▶ **The request**:
From the entries provided below, copy each line that contains the word "ordain".

[Stored data entries]
────
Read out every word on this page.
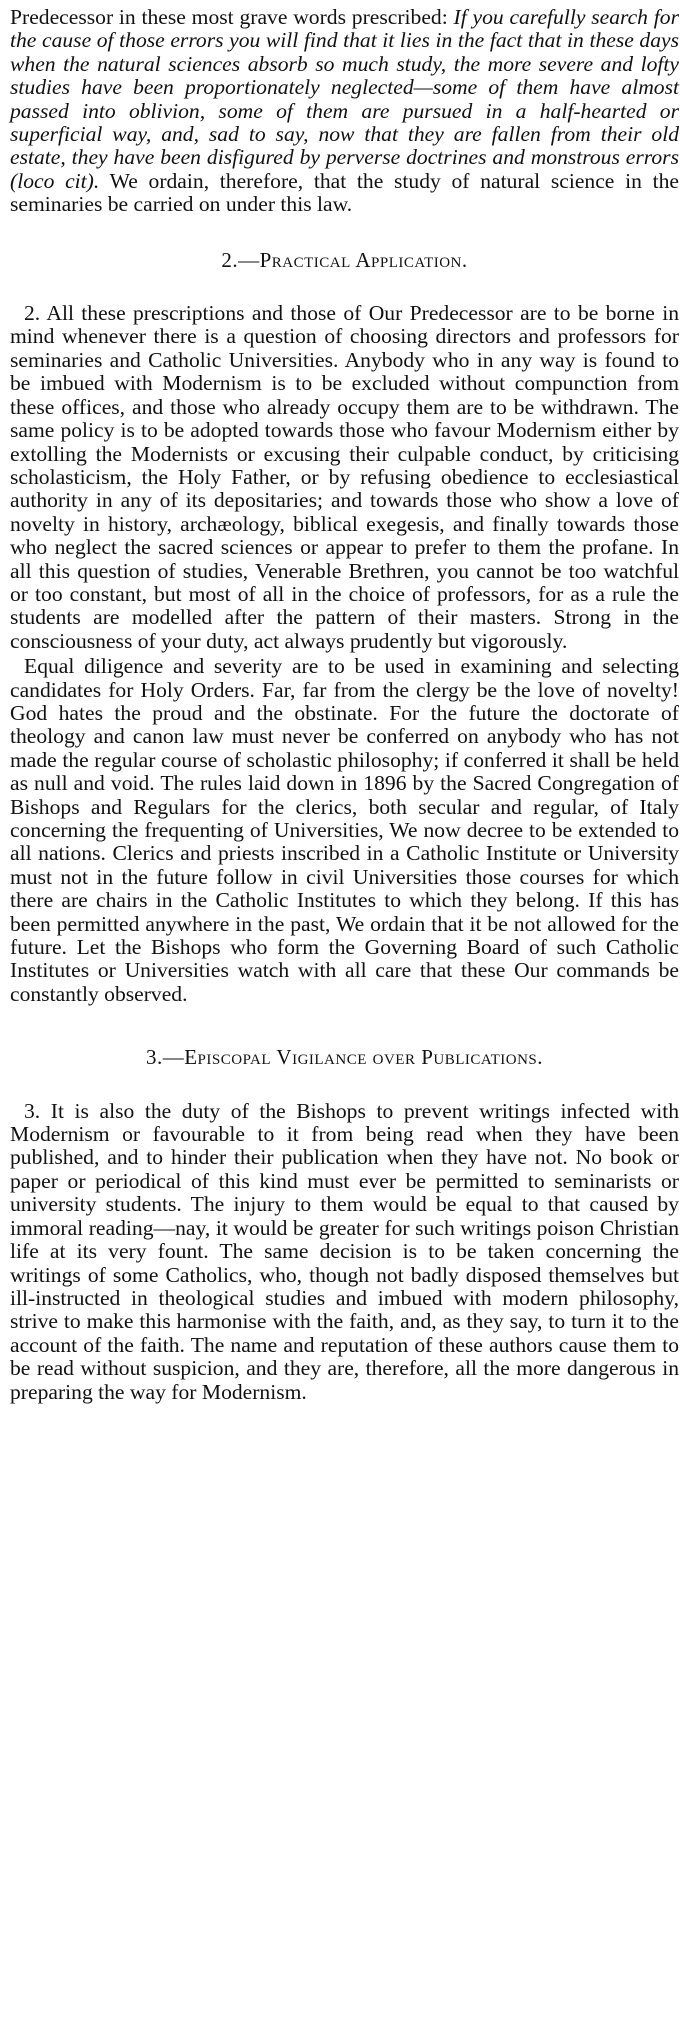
Predecessor in these most grave words prescribed: If you carefully search for the cause of those errors you will find that it lies in the fact that in these days when the natural sciences absorb so much study, the more severe and lofty studies have been proportionately neglected—some of them have almost passed into oblivion, some of them are pursued in a half-hearted or superficial way, and, sad to say, now that they are fallen from their old estate, they have been disfigured by perverse doctrines and monstrous errors (loco cit). We ordain, therefore, that the study of natural science in the seminaries be carried on under this law.

2.—Practical Application.

2. All these prescriptions and those of Our Predecessor are to be borne in mind whenever there is a question of choosing directors and professors for seminaries and Catholic Universities. Anybody who in any way is found to be imbued with Modernism is to be excluded without compunction from these offices, and those who already occupy them are to be withdrawn. The same policy is to be adopted towards those who favour Modernism either by extolling the Modernists or excusing their culpable conduct, by criticising scholasticism, the Holy Father, or by refusing obedience to ecclesiastical authority in any of its depositaries; and towards those who show a love of novelty in history, archæology, biblical exegesis, and finally towards those who neglect the sacred sciences or appear to prefer to them the profane. In all this question of studies, Venerable Brethren, you cannot be too watchful or too constant, but most of all in the choice of professors, for as a rule the students are modelled after the pattern of their masters. Strong in the consciousness of your duty, act always prudently but vigorously.

Equal diligence and severity are to be used in examining and selecting candidates for Holy Orders. Far, far from the clergy be the love of novelty! God hates the proud and the obstinate. For the future the doctorate of theology and canon law must never be conferred on anybody who has not made the regular course of scholastic philosophy; if conferred it shall be held as null and void. The rules laid down in 1896 by the Sacred Congregation of Bishops and Regulars for the clerics, both secular and regular, of Italy concerning the frequenting of Universities, We now decree to be extended to all nations. Clerics and priests inscribed in a Catholic Institute or University must not in the future follow in civil Universities those courses for which there are chairs in the Catholic Institutes to which they belong. If this has been permitted anywhere in the past, We ordain that it be not allowed for the future. Let the Bishops who form the Governing Board of such Catholic Institutes or Universities watch with all care that these Our commands be constantly observed.

3.—Episcopal Vigilance over Publications.

3. It is also the duty of the Bishops to prevent writings infected with Modernism or favourable to it from being read when they have been published, and to hinder their publication when they have not. No book or paper or periodical of this kind must ever be permitted to seminarists or university students. The injury to them would be equal to that caused by immoral reading—nay, it would be greater for such writings poison Christian life at its very fount. The same decision is to be taken concerning the writings of some Catholics, who, though not badly disposed themselves but ill-instructed in theological studies and imbued with modern philosophy, strive to make this harmonise with the faith, and, as they say, to turn it to the account of the faith. The name and reputation of these authors cause them to be read without suspicion, and they are, therefore, all the more dangerous in preparing the way for Modernism.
────
▶ **Worked solution**:
Predecessor in these most grave words prescribed: If you carefully search for the cause of those errors you will find that it lies in the fact that in these days when the natural sciences absorb so much study, the more severe and lofty studies have been proportionately neglected—some of them have almost passed into oblivion, some of them are pursued in a half-hearted or superficial way, and, sad to say, now that they are fallen from their old estate, they have been disfigured by perverse doctrines and monstrous errors (loco cit). We ordain, therefore, that the study of natural science in the seminaries be carried on under this law.
Equal diligence and severity are to be used in examining and selecting candidates for Holy Orders. Far, far from the clergy be the love of novelty! God hates the proud and the obstinate. For the future the doctorate of theology and canon law must never be conferred on anybody who has not made the regular course of scholastic philosophy; if conferred it shall be held as null and void. The rules laid down in 1896 by the Sacred Congregation of Bishops and Regulars for the clerics, both secular and regular, of Italy concerning the frequenting of Universities, We now decree to be extended to all nations. Clerics and priests inscribed in a Catholic Institute or University must not in the future follow in civil Universities those courses for which there are chairs in the Catholic Institutes to which they belong. If this has been permitted anywhere in the past, We ordain that it be not allowed for the future. Let the Bishops who form the Governing Board of such Catholic Institutes or Universities watch with all care that these Our commands be constantly observed.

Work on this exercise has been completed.